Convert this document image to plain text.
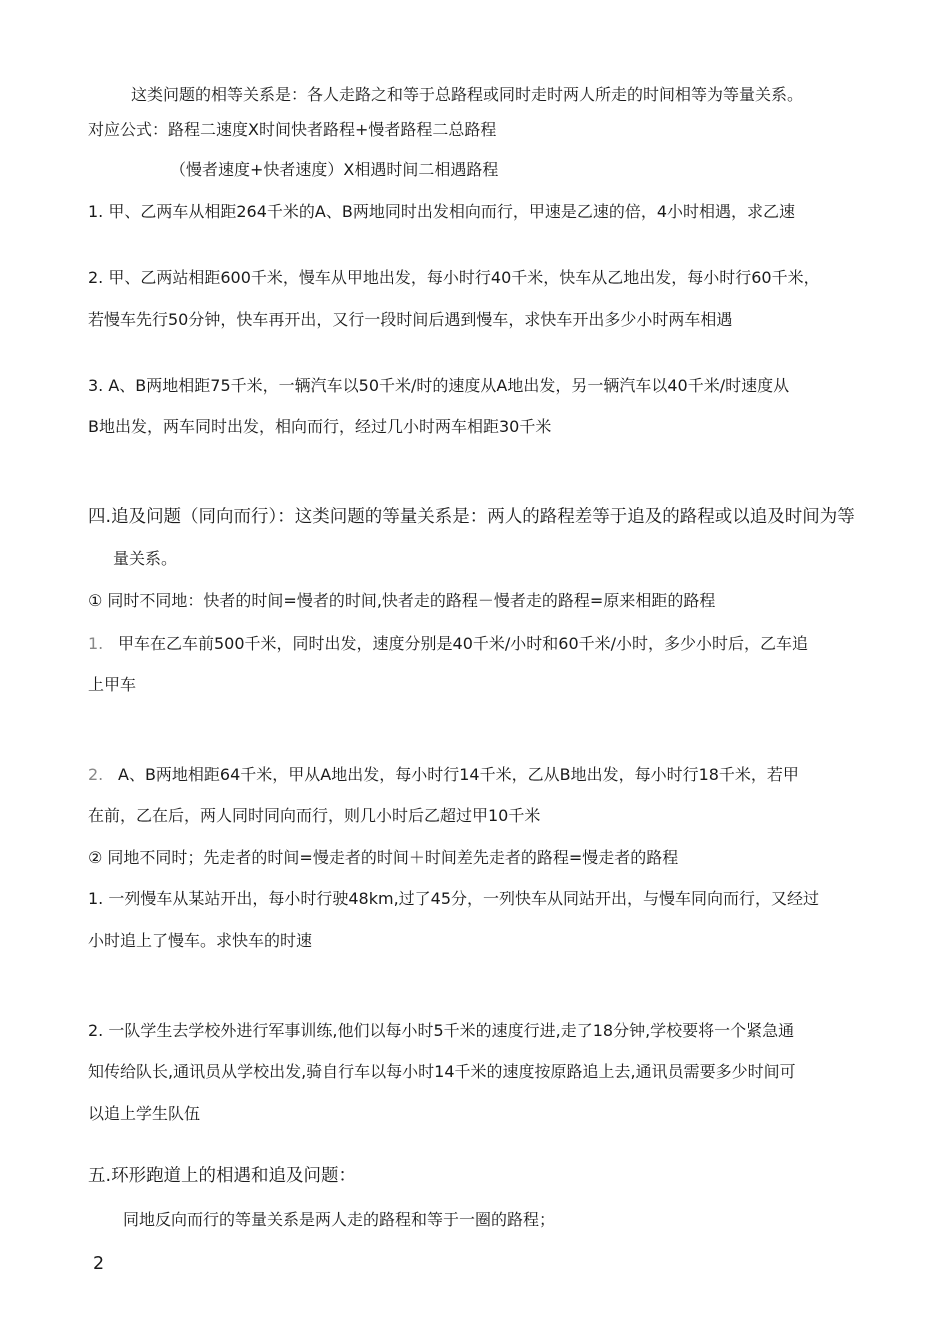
这类问题的相等关系是：各人走路之和等于总路程或同时走时两人所走的时间相等为等量关系。
对应公式：路程二速度X时间快者路程+慢者路程二总路程
（慢者速度+快者速度）X相遇时间二相遇路程
1. 甲、乙两车从相距264千米的A、B两地同时出发相向而行，甲速是乙速的倍，4小时相遇，求乙速
2. 甲、乙两站相距600千米，慢车从甲地出发，每小时行40千米，快车从乙地出发，每小时行60千米，
若慢车先行50分钟，快车再开出，又行一段时间后遇到慢车，求快车开出多少小时两车相遇
3. A、B两地相距75千米，一辆汽车以50千米/时的速度从A地出发，另一辆汽车以40千米/时速度从
B地出发，两车同时出发，相向而行，经过几小时两车相距30千米
四.追及问题（同向而行）：这类问题的等量关系是：两人的路程差等于追及的路程或以追及时间为等
量关系。
① 同时不同地：快者的时间=慢者的时间,快者走的路程－慢者走的路程=原来相距的路程
1. 甲车在乙车前500千米，同时出发，速度分别是40千米/小时和60千米/小时，多少小时后，乙车追
上甲车
2. A、B两地相距64千米，甲从A地出发，每小时行14千米，乙从B地出发，每小时行18千米，若甲
在前，乙在后，两人同时同向而行，则几小时后乙超过甲10千米
② 同地不同时；先走者的时间=慢走者的时间＋时间差先走者的路程=慢走者的路程
1. 一列慢车从某站开出，每小时行驶48km,过了45分，一列快车从同站开出，与慢车同向而行，又经过
小时追上了慢车。求快车的时速
2. 一队学生去学校外进行军事训练,他们以每小时5千米的速度行进,走了18分钟,学校要将一个紧急通
知传给队长,通讯员从学校出发,骑自行车以每小时14千米的速度按原路追上去,通讯员需要多少时间可
以追上学生队伍
五.环形跑道上的相遇和追及问题：
同地反向而行的等量关系是两人走的路程和等于一圈的路程；
2
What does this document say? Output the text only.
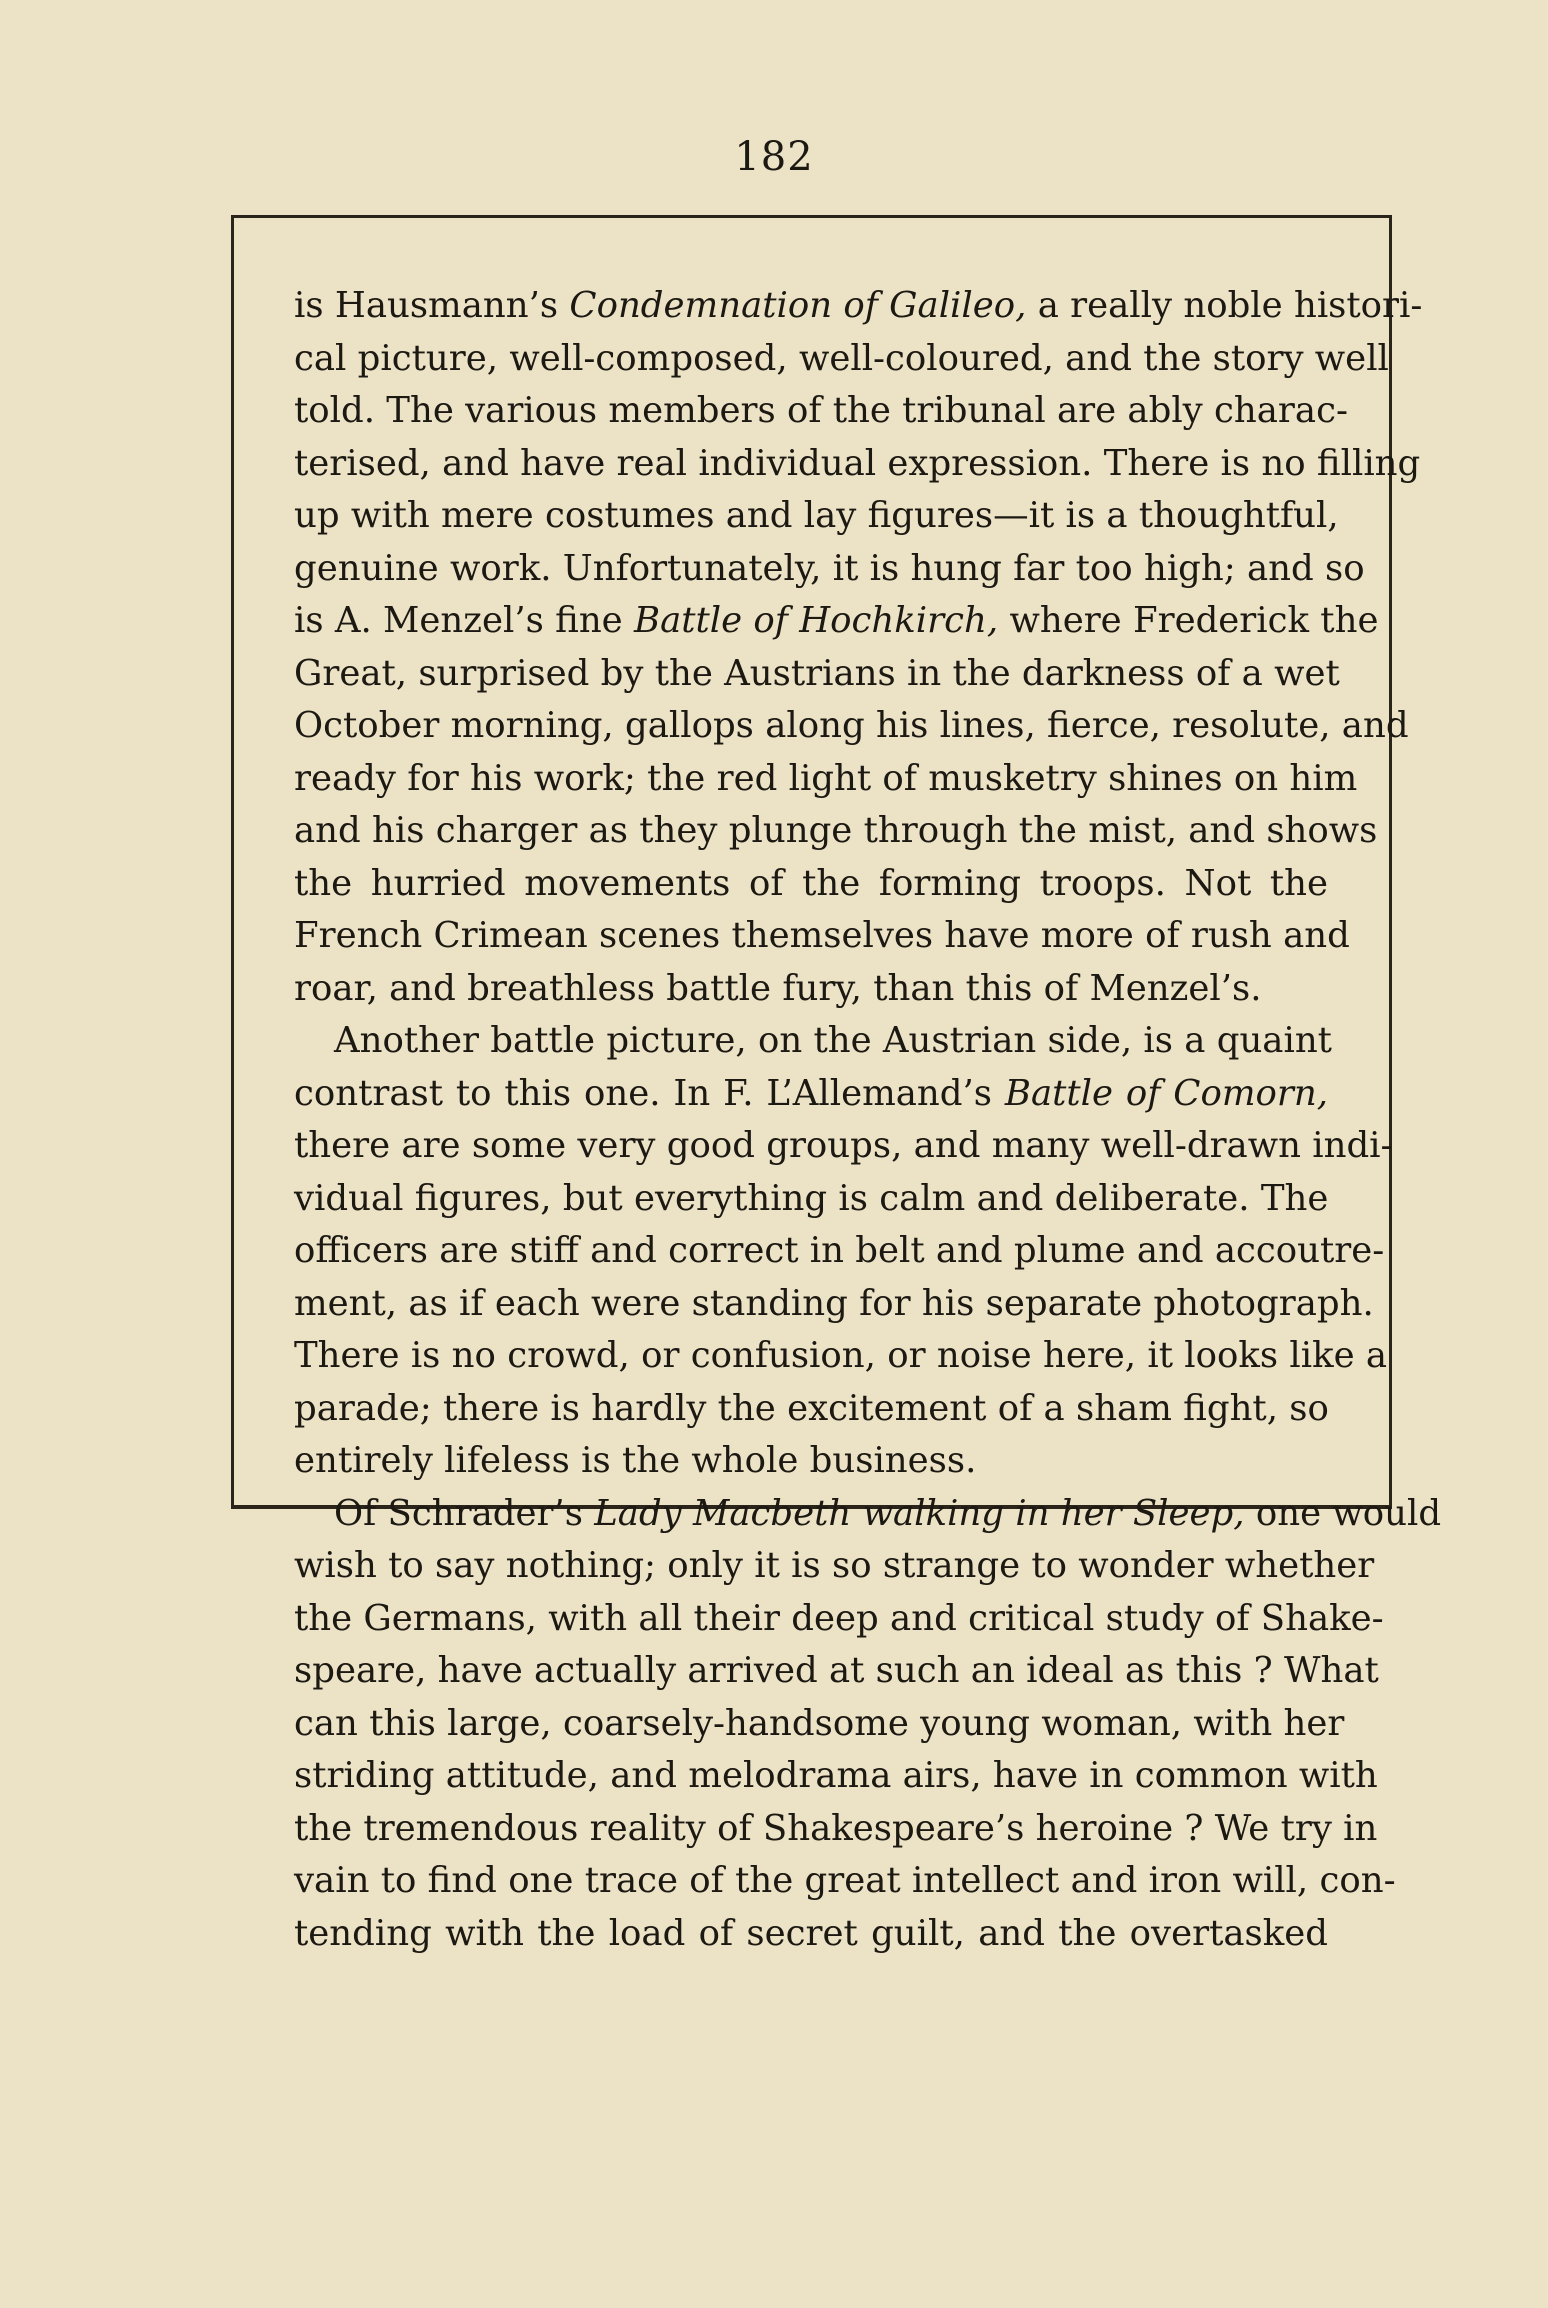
182
is Hausmann’s Condemnation of Galileo, a really noble histori-
cal picture, well-composed, well-coloured, and the story well
told. The various members of the tribunal are ably charac-
terised, and have real individual expression. There is no filling
up with mere costumes and lay figures—it is a thoughtful,
genuine work. Unfortunately, it is hung far too high; and so
is A. Menzel’s fine Battle of Hochkirch, where Frederick the
Great, surprised by the Austrians in the darkness of a wet
October morning, gallops along his lines, fierce, resolute, and
ready for his work; the red light of musketry shines on him
and his charger as they plunge through the mist, and shows
the hurried movements of the forming troops. Not the
French Crimean scenes themselves have more of rush and
roar, and breathless battle fury, than this of Menzel’s.
Another battle picture, on the Austrian side, is a quaint
contrast to this one. In F. L’Allemand’s Battle of Comorn,
there are some very good groups, and many well-drawn indi-
vidual figures, but everything is calm and deliberate. The
officers are stiff and correct in belt and plume and accoutre-
ment, as if each were standing for his separate photograph.
There is no crowd, or confusion, or noise here, it looks like a
parade; there is hardly the excitement of a sham fight, so
entirely lifeless is the whole business.
Of Schrader’s Lady Macbeth walking in her Sleep, one would
wish to say nothing; only it is so strange to wonder whether
the Germans, with all their deep and critical study of Shake-
speare, have actually arrived at such an ideal as this ? What
can this large, coarsely-handsome young woman, with her
striding attitude, and melodrama airs, have in common with
the tremendous reality of Shakespeare’s heroine ? We try in
vain to find one trace of the great intellect and iron will, con-
tending with the load of secret guilt, and the overtasked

### Stated goal:
Omitting all images, retype each line of the records precisely.

### Finished answer:
Convert this document image to plain text.
这类问题的相等关系是：各人走路之和等于总路程或同时走时两人所走的时间相等为等量关系。
对应公式：路程二速度X时间快者路程+慢者路程二总路程
（慢者速度+快者速度）X相遇时间二相遇路程
1. 甲、乙两车从相距264千米的A、B两地同时出发相向而行，甲速是乙速的倍，4小时相遇，求乙速
2. 甲、乙两站相距600千米，慢车从甲地出发，每小时行40千米，快车从乙地出发，每小时行60千米，
若慢车先行50分钟，快车再开出，又行一段时间后遇到慢车，求快车开出多少小时两车相遇
3. A、B两地相距75千米，一辆汽车以50千米/时的速度从A地出发，另一辆汽车以40千米/时速度从
B地出发，两车同时出发，相向而行，经过几小时两车相距30千米
四.追及问题（同向而行）：这类问题的等量关系是：两人的路程差等于追及的路程或以追及时间为等
量关系。
① 同时不同地：快者的时间=慢者的时间,快者走的路程－慢者走的路程=原来相距的路程
1. 甲车在乙车前500千米，同时出发，速度分别是40千米/小时和60千米/小时，多少小时后，乙车追
上甲车
2. A、B两地相距64千米，甲从A地出发，每小时行14千米，乙从B地出发，每小时行18千米，若甲
在前，乙在后，两人同时同向而行，则几小时后乙超过甲10千米
② 同地不同时；先走者的时间=慢走者的时间＋时间差先走者的路程=慢走者的路程
1. 一列慢车从某站开出，每小时行驶48km,过了45分，一列快车从同站开出，与慢车同向而行，又经过
小时追上了慢车。求快车的时速
2. 一队学生去学校外进行军事训练,他们以每小时5千米的速度行进,走了18分钟,学校要将一个紧急通
知传给队长,通讯员从学校出发,骑自行车以每小时14千米的速度按原路追上去,通讯员需要多少时间可
以追上学生队伍
五.环形跑道上的相遇和追及问题：
同地反向而行的等量关系是两人走的路程和等于一圈的路程；
2
What does this document say? Output the text only.
182
is Hausmann’s Condemnation of Galileo, a really noble histori-
cal picture, well-composed, well-coloured, and the story well
told. The various members of the tribunal are ably charac-
terised, and have real individual expression. There is no filling
up with mere costumes and lay figures—it is a thoughtful,
genuine work. Unfortunately, it is hung far too high; and so
is A. Menzel’s fine Battle of Hochkirch, where Frederick the
Great, surprised by the Austrians in the darkness of a wet
October morning, gallops along his lines, fierce, resolute, and
ready for his work; the red light of musketry shines on him
and his charger as they plunge through the mist, and shows
the hurried movements of the forming troops. Not the
French Crimean scenes themselves have more of rush and
roar, and breathless battle fury, than this of Menzel’s.
Another battle picture, on the Austrian side, is a quaint
contrast to this one. In F. L’Allemand’s Battle of Comorn,
there are some very good groups, and many well-drawn indi-
vidual figures, but everything is calm and deliberate. The
officers are stiff and correct in belt and plume and accoutre-
ment, as if each were standing for his separate photograph.
There is no crowd, or confusion, or noise here, it looks like a
parade; there is hardly the excitement of a sham fight, so
entirely lifeless is the whole business.
Of Schrader’s Lady Macbeth walking in her Sleep, one would
wish to say nothing; only it is so strange to wonder whether
the Germans, with all their deep and critical study of Shake-
speare, have actually arrived at such an ideal as this ? What
can this large, coarsely-handsome young woman, with her
striding attitude, and melodrama airs, have in common with
the tremendous reality of Shakespeare’s heroine ? We try in
vain to find one trace of the great intellect and iron will, con-
tending with the load of secret guilt, and the overtasked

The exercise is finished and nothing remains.